* TASK OBJECTIVE: Output the full material exactly as it appears here.

* EXERCISE MATERIAL:
------------
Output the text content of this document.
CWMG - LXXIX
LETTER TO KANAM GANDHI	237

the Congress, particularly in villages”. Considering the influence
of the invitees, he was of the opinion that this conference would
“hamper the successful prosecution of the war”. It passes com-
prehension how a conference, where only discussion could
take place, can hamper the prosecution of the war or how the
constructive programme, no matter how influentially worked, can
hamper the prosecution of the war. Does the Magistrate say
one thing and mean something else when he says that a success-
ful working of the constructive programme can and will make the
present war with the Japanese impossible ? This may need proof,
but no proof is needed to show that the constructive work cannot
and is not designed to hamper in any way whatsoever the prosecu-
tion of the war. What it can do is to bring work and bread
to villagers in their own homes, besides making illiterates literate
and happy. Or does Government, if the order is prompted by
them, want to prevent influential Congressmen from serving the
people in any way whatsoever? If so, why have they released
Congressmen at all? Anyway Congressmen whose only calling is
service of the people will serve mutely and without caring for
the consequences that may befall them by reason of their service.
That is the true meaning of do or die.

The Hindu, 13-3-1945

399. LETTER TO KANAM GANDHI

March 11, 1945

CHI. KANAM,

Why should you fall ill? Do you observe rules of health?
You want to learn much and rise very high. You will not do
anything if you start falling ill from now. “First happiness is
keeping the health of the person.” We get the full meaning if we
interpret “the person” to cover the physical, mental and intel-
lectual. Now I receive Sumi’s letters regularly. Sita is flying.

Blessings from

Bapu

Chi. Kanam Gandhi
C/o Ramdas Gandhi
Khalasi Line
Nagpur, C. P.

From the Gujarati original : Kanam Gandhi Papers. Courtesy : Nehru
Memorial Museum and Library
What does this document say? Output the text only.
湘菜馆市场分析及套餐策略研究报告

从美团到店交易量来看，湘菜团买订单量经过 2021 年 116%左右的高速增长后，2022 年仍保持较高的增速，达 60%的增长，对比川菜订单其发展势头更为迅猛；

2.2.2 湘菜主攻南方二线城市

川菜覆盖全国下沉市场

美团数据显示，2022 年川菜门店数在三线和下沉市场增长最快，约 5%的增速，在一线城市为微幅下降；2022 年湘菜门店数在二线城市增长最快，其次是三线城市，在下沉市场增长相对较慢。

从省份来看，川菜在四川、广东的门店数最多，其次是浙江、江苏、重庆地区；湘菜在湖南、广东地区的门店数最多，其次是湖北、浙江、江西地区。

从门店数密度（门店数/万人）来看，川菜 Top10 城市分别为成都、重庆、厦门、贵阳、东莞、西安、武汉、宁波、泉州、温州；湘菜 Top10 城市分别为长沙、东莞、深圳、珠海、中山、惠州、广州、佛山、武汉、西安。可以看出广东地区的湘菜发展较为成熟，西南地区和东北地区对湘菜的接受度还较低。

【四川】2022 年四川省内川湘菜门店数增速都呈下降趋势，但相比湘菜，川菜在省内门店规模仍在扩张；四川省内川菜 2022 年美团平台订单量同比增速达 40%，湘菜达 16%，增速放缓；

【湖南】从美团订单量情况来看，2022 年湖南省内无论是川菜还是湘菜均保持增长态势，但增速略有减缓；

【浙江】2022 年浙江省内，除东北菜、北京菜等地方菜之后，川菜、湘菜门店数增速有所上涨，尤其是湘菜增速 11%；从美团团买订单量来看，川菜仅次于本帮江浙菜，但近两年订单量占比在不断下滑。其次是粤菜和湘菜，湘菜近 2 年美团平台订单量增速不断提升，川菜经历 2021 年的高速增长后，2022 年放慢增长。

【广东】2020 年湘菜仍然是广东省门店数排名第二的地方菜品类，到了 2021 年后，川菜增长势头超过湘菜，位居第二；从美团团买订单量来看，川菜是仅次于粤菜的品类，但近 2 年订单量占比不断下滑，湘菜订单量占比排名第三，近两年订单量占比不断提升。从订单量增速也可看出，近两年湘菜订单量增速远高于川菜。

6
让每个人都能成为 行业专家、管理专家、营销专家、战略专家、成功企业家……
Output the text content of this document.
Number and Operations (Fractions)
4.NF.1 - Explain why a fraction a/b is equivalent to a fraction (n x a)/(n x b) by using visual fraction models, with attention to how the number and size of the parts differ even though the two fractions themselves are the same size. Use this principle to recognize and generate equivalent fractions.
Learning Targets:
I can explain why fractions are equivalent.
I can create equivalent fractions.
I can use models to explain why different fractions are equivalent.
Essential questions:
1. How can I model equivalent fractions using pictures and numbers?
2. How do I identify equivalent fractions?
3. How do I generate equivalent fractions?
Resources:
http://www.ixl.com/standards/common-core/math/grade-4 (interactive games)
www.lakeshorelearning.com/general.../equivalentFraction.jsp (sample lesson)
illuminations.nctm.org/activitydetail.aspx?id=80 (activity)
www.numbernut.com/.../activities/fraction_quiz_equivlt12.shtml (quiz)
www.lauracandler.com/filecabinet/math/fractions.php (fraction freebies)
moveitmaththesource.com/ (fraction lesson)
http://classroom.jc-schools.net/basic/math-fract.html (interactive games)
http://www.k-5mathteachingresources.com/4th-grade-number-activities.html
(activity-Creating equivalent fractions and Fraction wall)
------------
* PROBLEM SOLUTION:
Output the text content of this document.
CWMG - LXXIX
LETTER TO KANAM GANDHI	237

the Congress, particularly in villages”. Considering the influence
of the invitees, he was of the opinion that this conference would
“hamper the successful prosecution of the war”. It passes com-
prehension how a conference, where only discussion could
take place, can hamper the prosecution of the war or how the
constructive programme, no matter how influentially worked, can
hamper the prosecution of the war. Does the Magistrate say
one thing and mean something else when he says that a success-
ful working of the constructive programme can and will make the
present war with the Japanese impossible ? This may need proof,
but no proof is needed to show that the constructive work cannot
and is not designed to hamper in any way whatsoever the prosecu-
tion of the war. What it can do is to bring work and bread
to villagers in their own homes, besides making illiterates literate
and happy. Or does Government, if the order is prompted by
them, want to prevent influential Congressmen from serving the
people in any way whatsoever? If so, why have they released
Congressmen at all? Anyway Congressmen whose only calling is
service of the people will serve mutely and without caring for
the consequences that may befall them by reason of their service.
That is the true meaning of do or die.

The Hindu, 13-3-1945

399. LETTER TO KANAM GANDHI

March 11, 1945

CHI. KANAM,

Why should you fall ill? Do you observe rules of health?
You want to learn much and rise very high. You will not do
anything if you start falling ill from now. “First happiness is
keeping the health of the person.” We get the full meaning if we
interpret “the person” to cover the physical, mental and intel-
lectual. Now I receive Sumi’s letters regularly. Sita is flying.

Blessings from

Bapu

Chi. Kanam Gandhi
C/o Ramdas Gandhi
Khalasi Line
Nagpur, C. P.

From the Gujarati original : Kanam Gandhi Papers. Courtesy : Nehru
Memorial Museum and Library
What does this document say? Output the text only.
湘菜馆市场分析及套餐策略研究报告

从美团到店交易量来看，湘菜团买订单量经过 2021 年 116%左右的高速增长后，2022 年仍保持较高的增速，达 60%的增长，对比川菜订单其发展势头更为迅猛；

2.2.2 湘菜主攻南方二线城市

川菜覆盖全国下沉市场

美团数据显示，2022 年川菜门店数在三线和下沉市场增长最快，约 5%的增速，在一线城市为微幅下降；2022 年湘菜门店数在二线城市增长最快，其次是三线城市，在下沉市场增长相对较慢。

从省份来看，川菜在四川、广东的门店数最多，其次是浙江、江苏、重庆地区；湘菜在湖南、广东地区的门店数最多，其次是湖北、浙江、江西地区。

从门店数密度（门店数/万人）来看，川菜 Top10 城市分别为成都、重庆、厦门、贵阳、东莞、西安、武汉、宁波、泉州、温州；湘菜 Top10 城市分别为长沙、东莞、深圳、珠海、中山、惠州、广州、佛山、武汉、西安。可以看出广东地区的湘菜发展较为成熟，西南地区和东北地区对湘菜的接受度还较低。

【四川】2022 年四川省内川湘菜门店数增速都呈下降趋势，但相比湘菜，川菜在省内门店规模仍在扩张；四川省内川菜 2022 年美团平台订单量同比增速达 40%，湘菜达 16%，增速放缓；

【湖南】从美团订单量情况来看，2022 年湖南省内无论是川菜还是湘菜均保持增长态势，但增速略有减缓；

【浙江】2022 年浙江省内，除东北菜、北京菜等地方菜之后，川菜、湘菜门店数增速有所上涨，尤其是湘菜增速 11%；从美团团买订单量来看，川菜仅次于本帮江浙菜，但近两年订单量占比在不断下滑。其次是粤菜和湘菜，湘菜近 2 年美团平台订单量增速不断提升，川菜经历 2021 年的高速增长后，2022 年放慢增长。

【广东】2020 年湘菜仍然是广东省门店数排名第二的地方菜品类，到了 2021 年后，川菜增长势头超过湘菜，位居第二；从美团团买订单量来看，川菜是仅次于粤菜的品类，但近 2 年订单量占比不断下滑，湘菜订单量占比排名第三，近两年订单量占比不断提升。从订单量增速也可看出，近两年湘菜订单量增速远高于川菜。

6
让每个人都能成为 行业专家、管理专家、营销专家、战略专家、成功企业家……
Output the text content of this document.
Number and Operations (Fractions)
4.NF.1 - Explain why a fraction a/b is equivalent to a fraction (n x a)/(n x b) by using visual fraction models, with attention to how the number and size of the parts differ even though the two fractions themselves are the same size. Use this principle to recognize and generate equivalent fractions.
Learning Targets:
I can explain why fractions are equivalent.
I can create equivalent fractions.
I can use models to explain why different fractions are equivalent.
Essential questions:
1. How can I model equivalent fractions using pictures and numbers?
2. How do I identify equivalent fractions?
3. How do I generate equivalent fractions?
Resources:
http://www.ixl.com/standards/common-core/math/grade-4 (interactive games)
www.lakeshorelearning.com/general.../equivalentFraction.jsp (sample lesson)
illuminations.nctm.org/activitydetail.aspx?id=80 (activity)
www.numbernut.com/.../activities/fraction_quiz_equivlt12.shtml (quiz)
www.lauracandler.com/filecabinet/math/fractions.php (fraction freebies)
moveitmaththesource.com/ (fraction lesson)
http://classroom.jc-schools.net/basic/math-fract.html (interactive games)
http://www.k-5mathteachingresources.com/4th-grade-number-activities.html
(activity-Creating equivalent fractions and Fraction wall)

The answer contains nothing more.